Set task: Give the entries again, word for word.

[Saved entries]
◇ ◇ ◇ ◇ ◇

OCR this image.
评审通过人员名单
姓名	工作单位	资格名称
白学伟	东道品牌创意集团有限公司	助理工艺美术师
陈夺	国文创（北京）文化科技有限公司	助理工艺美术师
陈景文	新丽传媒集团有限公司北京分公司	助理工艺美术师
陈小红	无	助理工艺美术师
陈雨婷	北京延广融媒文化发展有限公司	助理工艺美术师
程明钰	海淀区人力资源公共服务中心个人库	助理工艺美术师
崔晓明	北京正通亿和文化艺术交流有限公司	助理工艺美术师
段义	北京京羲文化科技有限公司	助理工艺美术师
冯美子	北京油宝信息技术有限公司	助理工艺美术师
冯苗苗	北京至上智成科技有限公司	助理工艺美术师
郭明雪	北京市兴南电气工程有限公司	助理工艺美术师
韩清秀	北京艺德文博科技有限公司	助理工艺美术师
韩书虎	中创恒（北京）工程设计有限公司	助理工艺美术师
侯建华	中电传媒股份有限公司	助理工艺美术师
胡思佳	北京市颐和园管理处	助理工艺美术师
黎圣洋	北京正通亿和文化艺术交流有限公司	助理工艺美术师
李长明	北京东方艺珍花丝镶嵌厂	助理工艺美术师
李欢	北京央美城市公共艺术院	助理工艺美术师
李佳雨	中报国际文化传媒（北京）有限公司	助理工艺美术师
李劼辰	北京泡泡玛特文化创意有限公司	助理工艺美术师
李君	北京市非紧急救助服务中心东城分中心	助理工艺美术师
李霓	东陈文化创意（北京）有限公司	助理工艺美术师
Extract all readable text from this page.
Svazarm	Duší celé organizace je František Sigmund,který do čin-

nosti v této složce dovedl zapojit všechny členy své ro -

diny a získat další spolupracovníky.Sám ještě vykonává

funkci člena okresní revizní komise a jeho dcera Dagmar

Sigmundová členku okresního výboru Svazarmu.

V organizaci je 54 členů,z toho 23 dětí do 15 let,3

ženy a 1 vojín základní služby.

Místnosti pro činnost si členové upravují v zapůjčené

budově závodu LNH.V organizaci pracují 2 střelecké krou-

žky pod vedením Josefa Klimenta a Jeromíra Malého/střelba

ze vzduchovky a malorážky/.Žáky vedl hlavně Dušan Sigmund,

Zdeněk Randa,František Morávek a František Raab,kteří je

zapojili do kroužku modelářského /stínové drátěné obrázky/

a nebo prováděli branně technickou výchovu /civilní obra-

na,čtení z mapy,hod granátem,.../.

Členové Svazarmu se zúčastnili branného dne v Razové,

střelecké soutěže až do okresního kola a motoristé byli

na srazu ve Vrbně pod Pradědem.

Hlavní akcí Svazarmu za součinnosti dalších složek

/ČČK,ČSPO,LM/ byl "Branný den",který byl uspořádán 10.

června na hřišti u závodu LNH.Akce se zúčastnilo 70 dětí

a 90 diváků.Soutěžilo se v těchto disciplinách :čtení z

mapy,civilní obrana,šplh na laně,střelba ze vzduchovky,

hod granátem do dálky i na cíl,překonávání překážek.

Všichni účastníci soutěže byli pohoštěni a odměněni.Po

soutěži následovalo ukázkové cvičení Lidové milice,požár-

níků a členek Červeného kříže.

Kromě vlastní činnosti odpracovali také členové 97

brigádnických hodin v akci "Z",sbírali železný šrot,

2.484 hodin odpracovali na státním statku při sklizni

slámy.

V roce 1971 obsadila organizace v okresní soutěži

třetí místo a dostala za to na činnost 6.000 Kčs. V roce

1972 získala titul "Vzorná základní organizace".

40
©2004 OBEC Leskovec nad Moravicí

◇ ◇ ◇ ◇ ◇

The response:
OCR this image.
评审通过人员名单
姓名	工作单位	资格名称
白学伟	东道品牌创意集团有限公司	助理工艺美术师
陈夺	国文创（北京）文化科技有限公司	助理工艺美术师
陈景文	新丽传媒集团有限公司北京分公司	助理工艺美术师
陈小红	无	助理工艺美术师
陈雨婷	北京延广融媒文化发展有限公司	助理工艺美术师
程明钰	海淀区人力资源公共服务中心个人库	助理工艺美术师
崔晓明	北京正通亿和文化艺术交流有限公司	助理工艺美术师
段义	北京京羲文化科技有限公司	助理工艺美术师
冯美子	北京油宝信息技术有限公司	助理工艺美术师
冯苗苗	北京至上智成科技有限公司	助理工艺美术师
郭明雪	北京市兴南电气工程有限公司	助理工艺美术师
韩清秀	北京艺德文博科技有限公司	助理工艺美术师
韩书虎	中创恒（北京）工程设计有限公司	助理工艺美术师
侯建华	中电传媒股份有限公司	助理工艺美术师
胡思佳	北京市颐和园管理处	助理工艺美术师
黎圣洋	北京正通亿和文化艺术交流有限公司	助理工艺美术师
李长明	北京东方艺珍花丝镶嵌厂	助理工艺美术师
李欢	北京央美城市公共艺术院	助理工艺美术师
李佳雨	中报国际文化传媒（北京）有限公司	助理工艺美术师
李劼辰	北京泡泡玛特文化创意有限公司	助理工艺美术师
李君	北京市非紧急救助服务中心东城分中心	助理工艺美术师
李霓	东陈文化创意（北京）有限公司	助理工艺美术师
Extract all readable text from this page.
Svazarm	Duší celé organizace je František Sigmund,který do čin-

nosti v této složce dovedl zapojit všechny členy své ro -

diny a získat další spolupracovníky.Sám ještě vykonává

funkci člena okresní revizní komise a jeho dcera Dagmar

Sigmundová členku okresního výboru Svazarmu.

V organizaci je 54 členů,z toho 23 dětí do 15 let,3

ženy a 1 vojín základní služby.

Místnosti pro činnost si členové upravují v zapůjčené

budově závodu LNH.V organizaci pracují 2 střelecké krou-

žky pod vedením Josefa Klimenta a Jeromíra Malého/střelba

ze vzduchovky a malorážky/.Žáky vedl hlavně Dušan Sigmund,

Zdeněk Randa,František Morávek a František Raab,kteří je

zapojili do kroužku modelářského /stínové drátěné obrázky/

a nebo prováděli branně technickou výchovu /civilní obra-

na,čtení z mapy,hod granátem,.../.

Členové Svazarmu se zúčastnili branného dne v Razové,

střelecké soutěže až do okresního kola a motoristé byli

na srazu ve Vrbně pod Pradědem.

Hlavní akcí Svazarmu za součinnosti dalších složek

/ČČK,ČSPO,LM/ byl "Branný den",který byl uspořádán 10.

června na hřišti u závodu LNH.Akce se zúčastnilo 70 dětí

a 90 diváků.Soutěžilo se v těchto disciplinách :čtení z

mapy,civilní obrana,šplh na laně,střelba ze vzduchovky,

hod granátem do dálky i na cíl,překonávání překážek.

Všichni účastníci soutěže byli pohoštěni a odměněni.Po

soutěži následovalo ukázkové cvičení Lidové milice,požár-

níků a členek Červeného kříže.

Kromě vlastní činnosti odpracovali také členové 97

brigádnických hodin v akci "Z",sbírali železný šrot,

2.484 hodin odpracovali na státním statku při sklizni

slámy.

V roce 1971 obsadila organizace v okresní soutěži

třetí místo a dostala za to na činnost 6.000 Kčs. V roce

1972 získala titul "Vzorná základní organizace".

40
©2004 OBEC Leskovec nad Moravicí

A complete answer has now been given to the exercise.